WHAT YOU NEED TO DO:
Filter the records below and copy every line containing the word "text".

DATA EXTRACT:
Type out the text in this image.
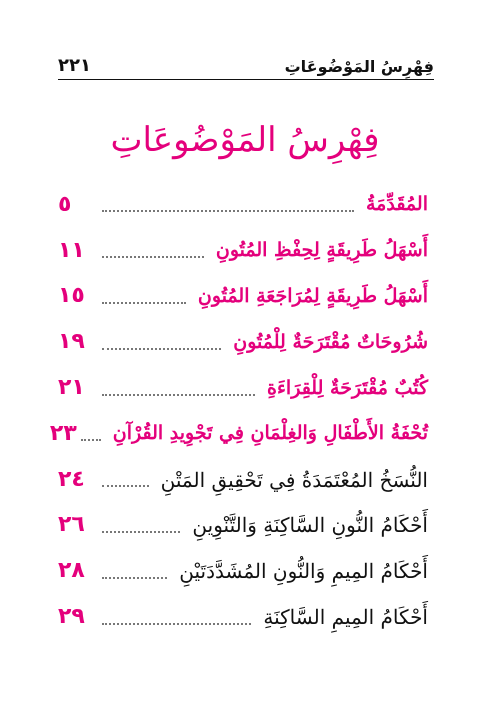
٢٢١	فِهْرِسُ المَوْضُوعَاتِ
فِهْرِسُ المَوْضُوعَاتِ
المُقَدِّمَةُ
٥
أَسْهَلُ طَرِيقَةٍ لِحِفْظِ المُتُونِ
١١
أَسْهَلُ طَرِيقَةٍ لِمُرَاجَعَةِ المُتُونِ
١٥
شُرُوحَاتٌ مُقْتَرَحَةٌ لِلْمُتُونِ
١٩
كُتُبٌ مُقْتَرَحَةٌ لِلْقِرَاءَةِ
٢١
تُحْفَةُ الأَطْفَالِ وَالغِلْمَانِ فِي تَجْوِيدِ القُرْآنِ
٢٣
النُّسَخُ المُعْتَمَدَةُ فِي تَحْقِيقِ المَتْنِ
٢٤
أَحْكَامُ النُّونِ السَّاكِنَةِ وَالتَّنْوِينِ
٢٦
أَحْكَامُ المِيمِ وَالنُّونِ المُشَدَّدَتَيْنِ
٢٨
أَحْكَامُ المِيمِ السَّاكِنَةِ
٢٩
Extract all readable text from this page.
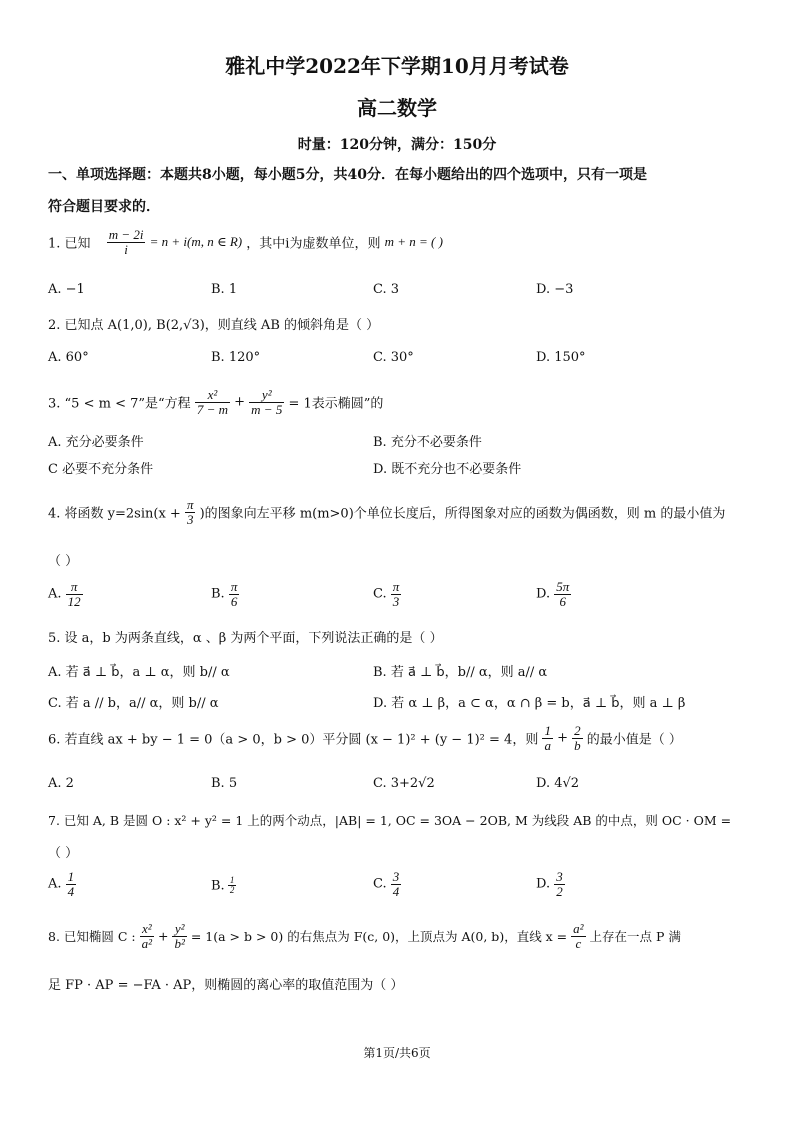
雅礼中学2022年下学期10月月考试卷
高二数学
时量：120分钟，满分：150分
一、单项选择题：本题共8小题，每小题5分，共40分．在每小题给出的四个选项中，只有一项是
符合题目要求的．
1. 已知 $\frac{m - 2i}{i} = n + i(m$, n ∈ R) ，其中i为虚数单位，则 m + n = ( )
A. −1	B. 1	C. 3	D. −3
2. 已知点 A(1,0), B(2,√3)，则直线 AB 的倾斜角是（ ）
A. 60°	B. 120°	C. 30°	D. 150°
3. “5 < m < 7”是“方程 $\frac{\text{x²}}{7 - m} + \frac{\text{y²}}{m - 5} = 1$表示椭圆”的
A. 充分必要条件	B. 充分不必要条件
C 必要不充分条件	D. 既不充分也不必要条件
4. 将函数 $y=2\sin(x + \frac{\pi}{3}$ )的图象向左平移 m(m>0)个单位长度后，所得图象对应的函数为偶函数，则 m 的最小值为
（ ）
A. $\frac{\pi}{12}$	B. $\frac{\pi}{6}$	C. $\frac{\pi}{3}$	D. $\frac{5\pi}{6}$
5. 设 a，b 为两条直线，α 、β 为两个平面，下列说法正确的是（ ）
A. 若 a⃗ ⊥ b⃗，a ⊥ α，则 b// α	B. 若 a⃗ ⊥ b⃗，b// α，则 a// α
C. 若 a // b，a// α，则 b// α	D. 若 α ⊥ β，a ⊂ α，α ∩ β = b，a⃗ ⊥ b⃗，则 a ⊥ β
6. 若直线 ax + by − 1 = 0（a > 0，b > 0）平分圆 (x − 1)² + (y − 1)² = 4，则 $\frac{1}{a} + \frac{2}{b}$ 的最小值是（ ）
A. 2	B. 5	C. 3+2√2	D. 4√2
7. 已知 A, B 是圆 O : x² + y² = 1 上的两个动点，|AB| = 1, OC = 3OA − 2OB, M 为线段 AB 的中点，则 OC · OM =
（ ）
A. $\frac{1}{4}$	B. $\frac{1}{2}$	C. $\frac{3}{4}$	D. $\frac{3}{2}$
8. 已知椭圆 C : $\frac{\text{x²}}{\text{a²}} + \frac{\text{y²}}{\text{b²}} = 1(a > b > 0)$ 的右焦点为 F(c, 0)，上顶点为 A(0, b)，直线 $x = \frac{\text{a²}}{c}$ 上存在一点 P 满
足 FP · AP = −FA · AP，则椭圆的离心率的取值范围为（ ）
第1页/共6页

ANSWER TO THE TASK:
Type out the text in this image.
Extract all readable text from this page.
3. “5 < m < 7”是“方程 $\frac{\text{x²}}{7 - m} + \frac{\text{y²}}{m - 5} = 1$表示椭圆”的
8. 已知椭圆 C : $\frac{\text{x²}}{\text{a²}} + \frac{\text{y²}}{\text{b²}} = 1(a > b > 0)$ 的右焦点为 F(c, 0)，上顶点为 A(0, b)，直线 $x = \frac{\text{a²}}{c}$ 上存在一点 P 满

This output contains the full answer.